### Exercise directions
Do not include the pictures; repeat the rest of the data exactly.

### Raw records
-*-

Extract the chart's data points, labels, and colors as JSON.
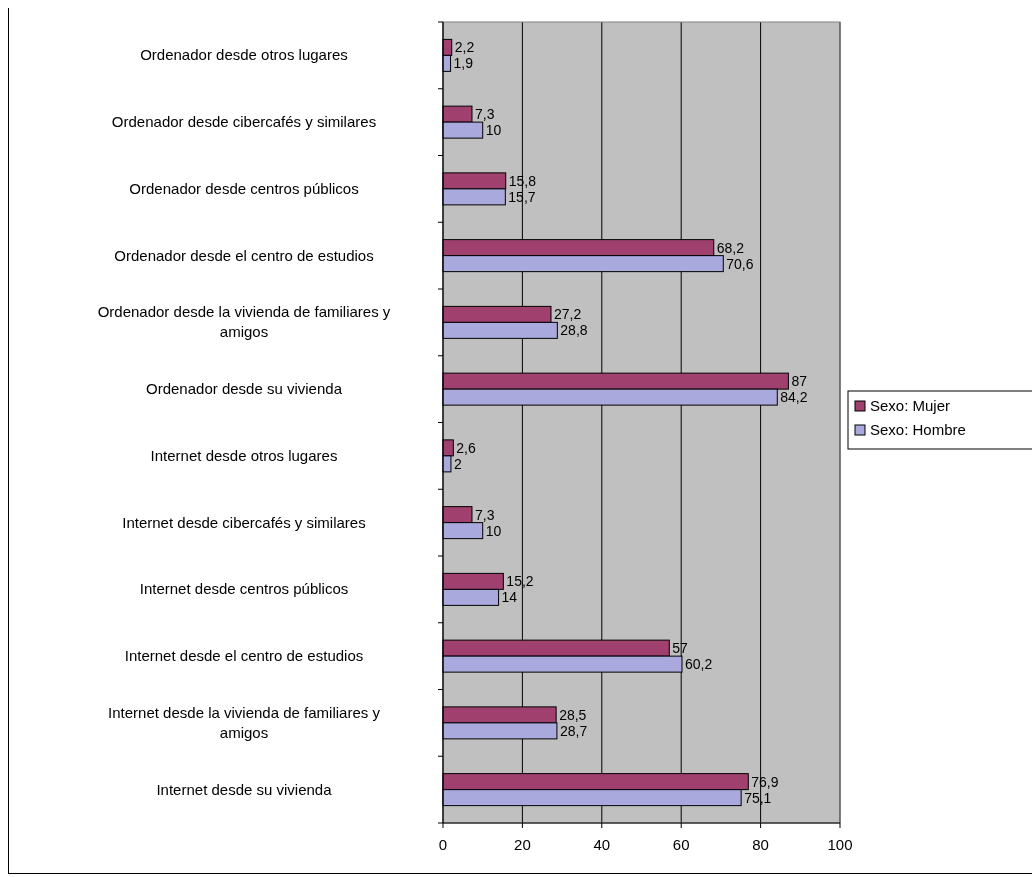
{
  "chart_data": {
    "type": "bar",
    "orientation": "horizontal",
    "categories": [
      "Ordenador desde otros lugares",
      "Ordenador desde cibercafés y similares",
      "Ordenador desde centros públicos",
      "Ordenador desde el centro de estudios",
      "Ordenador desde la vivienda de familiares y amigos",
      "Ordenador desde su vivienda",
      "Internet desde otros lugares",
      "Internet desde cibercafés y similares",
      "Internet desde centros públicos",
      "Internet desde el centro de estudios",
      "Internet desde la vivienda de familiares y amigos",
      "Internet desde su vivienda"
    ],
    "series": [
      {
        "name": "Sexo: Mujer",
        "color": "#a0406e",
        "values": [
          2.2,
          7.3,
          15.8,
          68.2,
          27.2,
          87,
          2.6,
          7.3,
          15.2,
          57,
          28.5,
          76.9
        ],
        "value_labels": [
          "2,2",
          "7,3",
          "15,8",
          "68,2",
          "27,2",
          "87",
          "2,6",
          "7,3",
          "15,2",
          "57",
          "28,5",
          "76,9"
        ]
      },
      {
        "name": "Sexo: Hombre",
        "color": "#a9a9dd",
        "values": [
          1.9,
          10,
          15.7,
          70.6,
          28.8,
          84.2,
          2,
          10,
          14,
          60.2,
          28.7,
          75.1
        ],
        "value_labels": [
          "1,9",
          "10",
          "15,7",
          "70,6",
          "28,8",
          "84,2",
          "2",
          "10",
          "14",
          "60,2",
          "28,7",
          "75,1"
        ]
      }
    ],
    "xlim": [
      0,
      100
    ],
    "xticks": [
      0,
      20,
      40,
      60,
      80,
      100
    ],
    "grid": "x",
    "legend": "right"
  }
}
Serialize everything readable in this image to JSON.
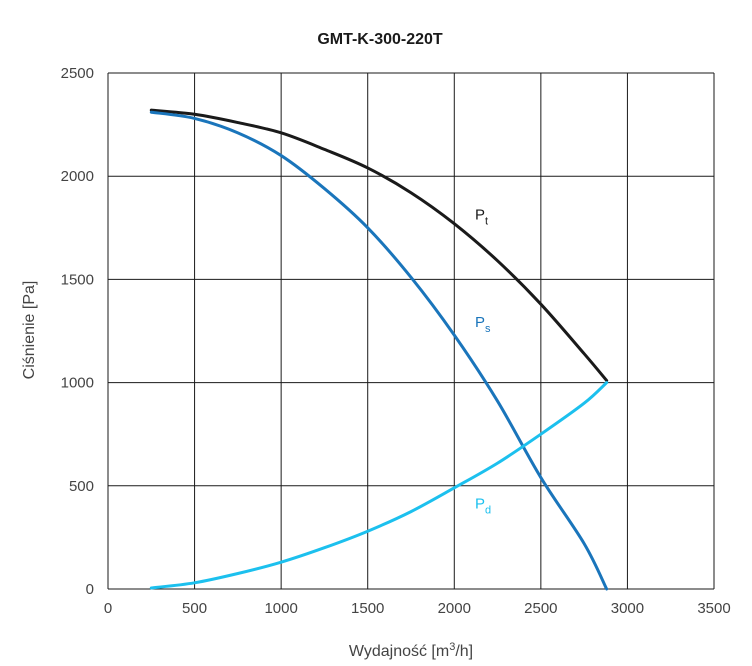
{
  "chart_data": {
    "type": "line",
    "title": "GMT-K-300-220T",
    "xlabel_prefix": "Wydajność [m",
    "xlabel_sup": "3",
    "xlabel_suffix": "/h]",
    "ylabel": "Ciśnienie [Pa]",
    "xlim": [
      0,
      3500
    ],
    "ylim": [
      0,
      2500
    ],
    "x_ticks": [
      0,
      500,
      1000,
      1500,
      2000,
      2500,
      3000,
      3500
    ],
    "y_ticks": [
      0,
      500,
      1000,
      1500,
      2000,
      2500
    ],
    "grid": true,
    "series": [
      {
        "name": "Pt",
        "label_main": "P",
        "label_sub": "t",
        "color": "#1a1a1a",
        "label_at": [
          2050,
          1790
        ],
        "points": [
          [
            250,
            2320
          ],
          [
            500,
            2300
          ],
          [
            750,
            2260
          ],
          [
            1000,
            2210
          ],
          [
            1250,
            2130
          ],
          [
            1500,
            2040
          ],
          [
            1750,
            1920
          ],
          [
            2000,
            1770
          ],
          [
            2250,
            1590
          ],
          [
            2500,
            1380
          ],
          [
            2750,
            1140
          ],
          [
            2880,
            1010
          ]
        ]
      },
      {
        "name": "Ps",
        "label_main": "P",
        "label_sub": "s",
        "color": "#1a75bb",
        "label_at": [
          2050,
          1270
        ],
        "points": [
          [
            250,
            2310
          ],
          [
            500,
            2280
          ],
          [
            750,
            2210
          ],
          [
            1000,
            2100
          ],
          [
            1250,
            1940
          ],
          [
            1500,
            1750
          ],
          [
            1750,
            1510
          ],
          [
            2000,
            1230
          ],
          [
            2250,
            910
          ],
          [
            2500,
            540
          ],
          [
            2750,
            220
          ],
          [
            2880,
            0
          ]
        ]
      },
      {
        "name": "Pd",
        "label_main": "P",
        "label_sub": "d",
        "color": "#1cc0ee",
        "label_at": [
          2050,
          390
        ],
        "points": [
          [
            250,
            5
          ],
          [
            500,
            30
          ],
          [
            750,
            75
          ],
          [
            1000,
            130
          ],
          [
            1250,
            200
          ],
          [
            1500,
            280
          ],
          [
            1750,
            375
          ],
          [
            2000,
            490
          ],
          [
            2250,
            610
          ],
          [
            2500,
            750
          ],
          [
            2750,
            900
          ],
          [
            2880,
            1000
          ]
        ]
      }
    ]
  }
}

-*-

### Task solution
Extract the chart's data points, labels, and colors as JSON.
{
  "chart_data": {
    "type": "bar",
    "orientation": "horizontal",
    "categories": [
      "Ordenador desde otros lugares",
      "Ordenador desde cibercafés y similares",
      "Ordenador desde centros públicos",
      "Ordenador desde el centro de estudios",
      "Ordenador desde la vivienda de familiares y amigos",
      "Ordenador desde su vivienda",
      "Internet desde otros lugares",
      "Internet desde cibercafés y similares",
      "Internet desde centros públicos",
      "Internet desde el centro de estudios",
      "Internet desde la vivienda de familiares y amigos",
      "Internet desde su vivienda"
    ],
    "series": [
      {
        "name": "Sexo: Mujer",
        "color": "#a0406e",
        "values": [
          2.2,
          7.3,
          15.8,
          68.2,
          27.2,
          87,
          2.6,
          7.3,
          15.2,
          57,
          28.5,
          76.9
        ],
        "value_labels": [
          "2,2",
          "7,3",
          "15,8",
          "68,2",
          "27,2",
          "87",
          "2,6",
          "7,3",
          "15,2",
          "57",
          "28,5",
          "76,9"
        ]
      },
      {
        "name": "Sexo: Hombre",
        "color": "#a9a9dd",
        "values": [
          1.9,
          10,
          15.7,
          70.6,
          28.8,
          84.2,
          2,
          10,
          14,
          60.2,
          28.7,
          75.1
        ],
        "value_labels": [
          "1,9",
          "10",
          "15,7",
          "70,6",
          "28,8",
          "84,2",
          "2",
          "10",
          "14",
          "60,2",
          "28,7",
          "75,1"
        ]
      }
    ],
    "xlim": [
      0,
      100
    ],
    "xticks": [
      0,
      20,
      40,
      60,
      80,
      100
    ],
    "grid": "x",
    "legend": "right"
  }
}
Serialize everything readable in this image to JSON.
{
  "chart_data": {
    "type": "line",
    "title": "GMT-K-300-220T",
    "xlabel_prefix": "Wydajność [m",
    "xlabel_sup": "3",
    "xlabel_suffix": "/h]",
    "ylabel": "Ciśnienie [Pa]",
    "xlim": [
      0,
      3500
    ],
    "ylim": [
      0,
      2500
    ],
    "x_ticks": [
      0,
      500,
      1000,
      1500,
      2000,
      2500,
      3000,
      3500
    ],
    "y_ticks": [
      0,
      500,
      1000,
      1500,
      2000,
      2500
    ],
    "grid": true,
    "series": [
      {
        "name": "Pt",
        "label_main": "P",
        "label_sub": "t",
        "color": "#1a1a1a",
        "label_at": [
          2050,
          1790
        ],
        "points": [
          [
            250,
            2320
          ],
          [
            500,
            2300
          ],
          [
            750,
            2260
          ],
          [
            1000,
            2210
          ],
          [
            1250,
            2130
          ],
          [
            1500,
            2040
          ],
          [
            1750,
            1920
          ],
          [
            2000,
            1770
          ],
          [
            2250,
            1590
          ],
          [
            2500,
            1380
          ],
          [
            2750,
            1140
          ],
          [
            2880,
            1010
          ]
        ]
      },
      {
        "name": "Ps",
        "label_main": "P",
        "label_sub": "s",
        "color": "#1a75bb",
        "label_at": [
          2050,
          1270
        ],
        "points": [
          [
            250,
            2310
          ],
          [
            500,
            2280
          ],
          [
            750,
            2210
          ],
          [
            1000,
            2100
          ],
          [
            1250,
            1940
          ],
          [
            1500,
            1750
          ],
          [
            1750,
            1510
          ],
          [
            2000,
            1230
          ],
          [
            2250,
            910
          ],
          [
            2500,
            540
          ],
          [
            2750,
            220
          ],
          [
            2880,
            0
          ]
        ]
      },
      {
        "name": "Pd",
        "label_main": "P",
        "label_sub": "d",
        "color": "#1cc0ee",
        "label_at": [
          2050,
          390
        ],
        "points": [
          [
            250,
            5
          ],
          [
            500,
            30
          ],
          [
            750,
            75
          ],
          [
            1000,
            130
          ],
          [
            1250,
            200
          ],
          [
            1500,
            280
          ],
          [
            1750,
            375
          ],
          [
            2000,
            490
          ],
          [
            2250,
            610
          ],
          [
            2500,
            750
          ],
          [
            2750,
            900
          ],
          [
            2880,
            1000
          ]
        ]
      }
    ]
  }
}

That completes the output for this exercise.